* TASK DETAILS:
Copy out every record precisely.

* DATA ROWS:
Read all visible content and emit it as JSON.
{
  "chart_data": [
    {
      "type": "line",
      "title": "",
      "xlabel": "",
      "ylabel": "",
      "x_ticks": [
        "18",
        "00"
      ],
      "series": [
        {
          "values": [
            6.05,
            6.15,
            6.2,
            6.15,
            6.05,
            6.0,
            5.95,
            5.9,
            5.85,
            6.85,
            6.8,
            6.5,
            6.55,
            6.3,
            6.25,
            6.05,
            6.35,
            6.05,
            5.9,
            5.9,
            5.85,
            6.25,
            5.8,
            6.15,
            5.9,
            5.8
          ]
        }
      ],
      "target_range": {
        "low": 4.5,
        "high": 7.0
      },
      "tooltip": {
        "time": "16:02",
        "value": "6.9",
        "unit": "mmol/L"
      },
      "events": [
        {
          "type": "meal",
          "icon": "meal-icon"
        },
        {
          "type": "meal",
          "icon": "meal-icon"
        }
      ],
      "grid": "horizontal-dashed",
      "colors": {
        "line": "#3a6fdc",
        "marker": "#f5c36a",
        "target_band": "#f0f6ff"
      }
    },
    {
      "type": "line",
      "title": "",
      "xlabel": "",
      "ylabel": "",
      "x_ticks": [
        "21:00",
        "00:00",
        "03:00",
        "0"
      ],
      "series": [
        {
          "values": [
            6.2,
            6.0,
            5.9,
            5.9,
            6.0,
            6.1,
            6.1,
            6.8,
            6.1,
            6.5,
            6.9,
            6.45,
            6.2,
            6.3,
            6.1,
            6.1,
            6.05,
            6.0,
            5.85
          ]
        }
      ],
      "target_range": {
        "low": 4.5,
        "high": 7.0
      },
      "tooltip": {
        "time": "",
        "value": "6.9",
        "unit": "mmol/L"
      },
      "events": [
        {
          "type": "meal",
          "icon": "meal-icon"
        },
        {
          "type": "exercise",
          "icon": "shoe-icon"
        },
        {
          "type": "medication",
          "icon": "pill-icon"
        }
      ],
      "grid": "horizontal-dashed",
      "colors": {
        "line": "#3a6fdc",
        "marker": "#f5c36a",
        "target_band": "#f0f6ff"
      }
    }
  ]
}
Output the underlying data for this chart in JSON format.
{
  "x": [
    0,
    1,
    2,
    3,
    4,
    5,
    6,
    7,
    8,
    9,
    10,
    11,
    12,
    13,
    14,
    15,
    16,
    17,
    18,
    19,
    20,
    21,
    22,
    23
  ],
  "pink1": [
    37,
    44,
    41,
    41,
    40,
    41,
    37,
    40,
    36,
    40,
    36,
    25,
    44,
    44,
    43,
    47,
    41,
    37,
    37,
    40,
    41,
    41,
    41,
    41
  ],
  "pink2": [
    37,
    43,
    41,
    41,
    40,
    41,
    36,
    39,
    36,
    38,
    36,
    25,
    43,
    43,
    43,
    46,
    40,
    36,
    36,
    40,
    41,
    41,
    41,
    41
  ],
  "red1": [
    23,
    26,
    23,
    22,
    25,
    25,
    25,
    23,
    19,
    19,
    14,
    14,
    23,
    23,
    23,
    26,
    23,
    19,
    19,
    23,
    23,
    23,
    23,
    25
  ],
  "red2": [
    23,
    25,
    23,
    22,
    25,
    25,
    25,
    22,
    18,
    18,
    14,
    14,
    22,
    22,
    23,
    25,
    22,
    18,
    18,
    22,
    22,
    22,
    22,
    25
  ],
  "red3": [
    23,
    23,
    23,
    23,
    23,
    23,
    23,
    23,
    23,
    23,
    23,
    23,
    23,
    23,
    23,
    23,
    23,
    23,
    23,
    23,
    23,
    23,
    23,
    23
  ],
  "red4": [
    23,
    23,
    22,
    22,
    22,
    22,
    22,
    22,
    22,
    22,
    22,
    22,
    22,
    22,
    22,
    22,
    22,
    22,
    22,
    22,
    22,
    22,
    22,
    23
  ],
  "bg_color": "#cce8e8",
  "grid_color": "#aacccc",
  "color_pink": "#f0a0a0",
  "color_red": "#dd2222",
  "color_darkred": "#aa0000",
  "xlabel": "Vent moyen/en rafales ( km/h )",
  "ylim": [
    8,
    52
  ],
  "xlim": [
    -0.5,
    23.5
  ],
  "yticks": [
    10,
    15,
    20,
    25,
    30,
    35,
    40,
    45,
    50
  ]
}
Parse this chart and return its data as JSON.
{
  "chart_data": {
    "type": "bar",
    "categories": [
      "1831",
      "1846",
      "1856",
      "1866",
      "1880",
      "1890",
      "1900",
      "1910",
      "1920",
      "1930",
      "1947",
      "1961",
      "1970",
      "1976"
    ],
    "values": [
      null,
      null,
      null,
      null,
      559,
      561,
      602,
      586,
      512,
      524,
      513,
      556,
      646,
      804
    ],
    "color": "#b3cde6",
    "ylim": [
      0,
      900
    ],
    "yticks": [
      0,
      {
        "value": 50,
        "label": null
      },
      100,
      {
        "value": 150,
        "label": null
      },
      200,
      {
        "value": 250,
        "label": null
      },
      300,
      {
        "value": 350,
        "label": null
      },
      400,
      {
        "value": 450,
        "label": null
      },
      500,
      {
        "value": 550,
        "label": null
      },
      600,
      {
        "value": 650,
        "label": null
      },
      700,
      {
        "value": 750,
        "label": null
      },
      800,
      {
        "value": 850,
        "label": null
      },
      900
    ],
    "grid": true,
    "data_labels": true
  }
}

* EXERCISE RESPONSE:
Read all visible content and emit it as JSON.
{
  "chart_data": [
    {
      "type": "line",
      "title": "",
      "xlabel": "",
      "ylabel": "",
      "x_ticks": [
        "18",
        "00"
      ],
      "series": [
        {
          "values": [
            6.05,
            6.15,
            6.2,
            6.15,
            6.05,
            6.0,
            5.95,
            5.9,
            5.85,
            6.85,
            6.8,
            6.5,
            6.55,
            6.3,
            6.25,
            6.05,
            6.35,
            6.05,
            5.9,
            5.9,
            5.85,
            6.25,
            5.8,
            6.15,
            5.9,
            5.8
          ]
        }
      ],
      "target_range": {
        "low": 4.5,
        "high": 7.0
      },
      "tooltip": {
        "time": "16:02",
        "value": "6.9",
        "unit": "mmol/L"
      },
      "events": [
        {
          "type": "meal",
          "icon": "meal-icon"
        },
        {
          "type": "meal",
          "icon": "meal-icon"
        }
      ],
      "grid": "horizontal-dashed",
      "colors": {
        "line": "#3a6fdc",
        "marker": "#f5c36a",
        "target_band": "#f0f6ff"
      }
    },
    {
      "type": "line",
      "title": "",
      "xlabel": "",
      "ylabel": "",
      "x_ticks": [
        "21:00",
        "00:00",
        "03:00",
        "0"
      ],
      "series": [
        {
          "values": [
            6.2,
            6.0,
            5.9,
            5.9,
            6.0,
            6.1,
            6.1,
            6.8,
            6.1,
            6.5,
            6.9,
            6.45,
            6.2,
            6.3,
            6.1,
            6.1,
            6.05,
            6.0,
            5.85
          ]
        }
      ],
      "target_range": {
        "low": 4.5,
        "high": 7.0
      },
      "tooltip": {
        "time": "",
        "value": "6.9",
        "unit": "mmol/L"
      },
      "events": [
        {
          "type": "meal",
          "icon": "meal-icon"
        },
        {
          "type": "exercise",
          "icon": "shoe-icon"
        },
        {
          "type": "medication",
          "icon": "pill-icon"
        }
      ],
      "grid": "horizontal-dashed",
      "colors": {
        "line": "#3a6fdc",
        "marker": "#f5c36a",
        "target_band": "#f0f6ff"
      }
    }
  ]
}
Output the underlying data for this chart in JSON format.
{
  "x": [
    0,
    1,
    2,
    3,
    4,
    5,
    6,
    7,
    8,
    9,
    10,
    11,
    12,
    13,
    14,
    15,
    16,
    17,
    18,
    19,
    20,
    21,
    22,
    23
  ],
  "pink1": [
    37,
    44,
    41,
    41,
    40,
    41,
    37,
    40,
    36,
    40,
    36,
    25,
    44,
    44,
    43,
    47,
    41,
    37,
    37,
    40,
    41,
    41,
    41,
    41
  ],
  "pink2": [
    37,
    43,
    41,
    41,
    40,
    41,
    36,
    39,
    36,
    38,
    36,
    25,
    43,
    43,
    43,
    46,
    40,
    36,
    36,
    40,
    41,
    41,
    41,
    41
  ],
  "red1": [
    23,
    26,
    23,
    22,
    25,
    25,
    25,
    23,
    19,
    19,
    14,
    14,
    23,
    23,
    23,
    26,
    23,
    19,
    19,
    23,
    23,
    23,
    23,
    25
  ],
  "red2": [
    23,
    25,
    23,
    22,
    25,
    25,
    25,
    22,
    18,
    18,
    14,
    14,
    22,
    22,
    23,
    25,
    22,
    18,
    18,
    22,
    22,
    22,
    22,
    25
  ],
  "red3": [
    23,
    23,
    23,
    23,
    23,
    23,
    23,
    23,
    23,
    23,
    23,
    23,
    23,
    23,
    23,
    23,
    23,
    23,
    23,
    23,
    23,
    23,
    23,
    23
  ],
  "red4": [
    23,
    23,
    22,
    22,
    22,
    22,
    22,
    22,
    22,
    22,
    22,
    22,
    22,
    22,
    22,
    22,
    22,
    22,
    22,
    22,
    22,
    22,
    22,
    23
  ],
  "bg_color": "#cce8e8",
  "grid_color": "#aacccc",
  "color_pink": "#f0a0a0",
  "color_red": "#dd2222",
  "color_darkred": "#aa0000",
  "xlabel": "Vent moyen/en rafales ( km/h )",
  "ylim": [
    8,
    52
  ],
  "xlim": [
    -0.5,
    23.5
  ],
  "yticks": [
    10,
    15,
    20,
    25,
    30,
    35,
    40,
    45,
    50
  ]
}
Parse this chart and return its data as JSON.
{
  "chart_data": {
    "type": "bar",
    "categories": [
      "1831",
      "1846",
      "1856",
      "1866",
      "1880",
      "1890",
      "1900",
      "1910",
      "1920",
      "1930",
      "1947",
      "1961",
      "1970",
      "1976"
    ],
    "values": [
      null,
      null,
      null,
      null,
      559,
      561,
      602,
      586,
      512,
      524,
      513,
      556,
      646,
      804
    ],
    "color": "#b3cde6",
    "ylim": [
      0,
      900
    ],
    "yticks": [
      0,
      {
        "value": 50,
        "label": null
      },
      100,
      {
        "value": 150,
        "label": null
      },
      200,
      {
        "value": 250,
        "label": null
      },
      300,
      {
        "value": 350,
        "label": null
      },
      400,
      {
        "value": 450,
        "label": null
      },
      500,
      {
        "value": 550,
        "label": null
      },
      600,
      {
        "value": 650,
        "label": null
      },
      700,
      {
        "value": 750,
        "label": null
      },
      800,
      {
        "value": 850,
        "label": null
      },
      900
    ],
    "grid": true,
    "data_labels": true
  }
}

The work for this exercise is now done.